- FRAGMENTO DEL TEXTO -
....................

Por esto, el polo opuesto del odio no es el amor, sino la indiferencia, la
muerte de la intimidad (el primer elemento destacado por Sternberg). En segundo
lugar, el odio, entendido como amor degenerado, es inferior a este en cuanto a
potencia, autonomía y eficacia, aunque, debido al dolor que lo habita, tiene un
gran potencial destructivo. Es la misma razón por la que el mal genera más
noticias que el bien, llama más la atención, mientras que el bien es discreto,
se esconde, está ligado al silencio del ser. Como dice un aforismo atribuido a
Lao Tzu: «Un árbol que cae hace más ruido que un bosque que crece». En este
«ruido» reside la gravedad del odio en su dimensión moral, pues este «lleva el
desorden a la voluntad, que es la principal parte del hombre», sede de la
decisión y de la acción; y no por casualidad es uno de los obstáculos más
fuertes en el proceso del perdón.

....................

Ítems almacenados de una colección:
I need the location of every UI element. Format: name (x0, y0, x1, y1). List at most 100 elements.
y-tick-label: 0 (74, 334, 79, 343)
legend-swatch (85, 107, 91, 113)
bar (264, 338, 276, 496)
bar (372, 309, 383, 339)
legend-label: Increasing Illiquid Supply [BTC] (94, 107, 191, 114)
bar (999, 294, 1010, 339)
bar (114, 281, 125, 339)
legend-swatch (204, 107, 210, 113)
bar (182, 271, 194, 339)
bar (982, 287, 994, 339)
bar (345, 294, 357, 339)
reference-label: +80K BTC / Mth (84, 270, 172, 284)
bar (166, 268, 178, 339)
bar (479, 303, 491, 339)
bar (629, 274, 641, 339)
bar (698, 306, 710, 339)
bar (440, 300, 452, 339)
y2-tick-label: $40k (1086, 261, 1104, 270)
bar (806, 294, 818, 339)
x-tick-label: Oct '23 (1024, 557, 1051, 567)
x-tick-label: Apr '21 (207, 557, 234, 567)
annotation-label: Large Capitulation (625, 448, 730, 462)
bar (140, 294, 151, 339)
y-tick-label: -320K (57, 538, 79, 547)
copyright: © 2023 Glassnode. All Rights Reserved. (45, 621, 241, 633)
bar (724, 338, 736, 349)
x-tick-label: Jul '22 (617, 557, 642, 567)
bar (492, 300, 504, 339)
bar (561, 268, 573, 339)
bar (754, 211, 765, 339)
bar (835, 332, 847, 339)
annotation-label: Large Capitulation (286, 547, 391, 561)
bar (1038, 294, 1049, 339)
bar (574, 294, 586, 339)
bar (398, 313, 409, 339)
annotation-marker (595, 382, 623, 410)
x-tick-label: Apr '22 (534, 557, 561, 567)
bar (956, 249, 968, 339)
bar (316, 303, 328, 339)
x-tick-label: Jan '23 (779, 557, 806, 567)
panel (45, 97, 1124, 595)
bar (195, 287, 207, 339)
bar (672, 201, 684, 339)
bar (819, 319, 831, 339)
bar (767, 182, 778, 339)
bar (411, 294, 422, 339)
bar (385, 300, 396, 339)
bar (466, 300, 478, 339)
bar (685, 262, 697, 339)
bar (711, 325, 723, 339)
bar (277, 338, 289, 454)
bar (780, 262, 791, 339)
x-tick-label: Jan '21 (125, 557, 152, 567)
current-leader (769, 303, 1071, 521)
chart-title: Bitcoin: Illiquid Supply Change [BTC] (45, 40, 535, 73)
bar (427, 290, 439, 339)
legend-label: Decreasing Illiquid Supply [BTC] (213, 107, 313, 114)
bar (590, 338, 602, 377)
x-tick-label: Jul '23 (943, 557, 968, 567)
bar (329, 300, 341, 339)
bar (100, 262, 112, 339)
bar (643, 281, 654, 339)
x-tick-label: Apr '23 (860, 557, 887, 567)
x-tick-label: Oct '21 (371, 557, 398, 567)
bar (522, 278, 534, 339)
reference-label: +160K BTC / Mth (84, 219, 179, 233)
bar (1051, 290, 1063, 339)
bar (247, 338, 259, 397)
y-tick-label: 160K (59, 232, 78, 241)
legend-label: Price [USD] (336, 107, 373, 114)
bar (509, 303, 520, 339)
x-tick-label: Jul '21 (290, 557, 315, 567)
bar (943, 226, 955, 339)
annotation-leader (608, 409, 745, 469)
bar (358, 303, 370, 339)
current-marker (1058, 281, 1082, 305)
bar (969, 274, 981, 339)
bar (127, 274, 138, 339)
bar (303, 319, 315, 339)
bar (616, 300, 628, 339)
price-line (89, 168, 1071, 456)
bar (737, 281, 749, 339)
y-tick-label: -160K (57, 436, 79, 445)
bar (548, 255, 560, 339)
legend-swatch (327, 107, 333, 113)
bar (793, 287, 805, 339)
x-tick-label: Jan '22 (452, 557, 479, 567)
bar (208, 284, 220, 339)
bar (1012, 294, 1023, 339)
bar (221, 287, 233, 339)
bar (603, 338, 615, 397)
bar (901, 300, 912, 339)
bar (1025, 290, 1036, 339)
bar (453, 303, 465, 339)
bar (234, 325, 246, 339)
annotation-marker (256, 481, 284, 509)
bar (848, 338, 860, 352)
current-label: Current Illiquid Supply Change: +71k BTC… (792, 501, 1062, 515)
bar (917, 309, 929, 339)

....................

- POR HACER -
**a)** Según el fragmento sobre el odio, ¿cuál es el polo opuesto del odio?
**b)** Cita del fragmento sobre el odio el tramo que va desde "Por esto, el" hasta "proceso del perdón.".
Los ítems son un material independiente del texto.

- SOLUCIONES POR TAREA -
**a)** La indiferencia, no el amor.

**b)**
Por esto, el polo opuesto del odio no es el amor, sino la indiferencia, la
muerte de la intimidad (el primer elemento destacado por Sternberg). En segundo
lugar, el odio, entendido como amor degenerado, es inferior a este en cuanto a
potencia, autonomía y eficacia, aunque, debido al dolor que lo habita, tiene un
gran potencial destructivo. Es la misma razón por la que el mal genera más
noticias que el bien, llama más la atención, mientras que el bien es discreto,
se esconde, está ligado al silencio del ser. Como dice un aforismo atribuido a
Lao Tzu: «Un árbol que cae hace más ruido que un bosque que crece». En este
«ruido» reside la gravedad del odio en su dimensión moral, pues este «lleva el
desorden a la voluntad, que es la principal parte del hombre», sede de la
decisión y de la acción; y no por casualidad es uno de los obstáculos más
fuertes en el proceso del perdón.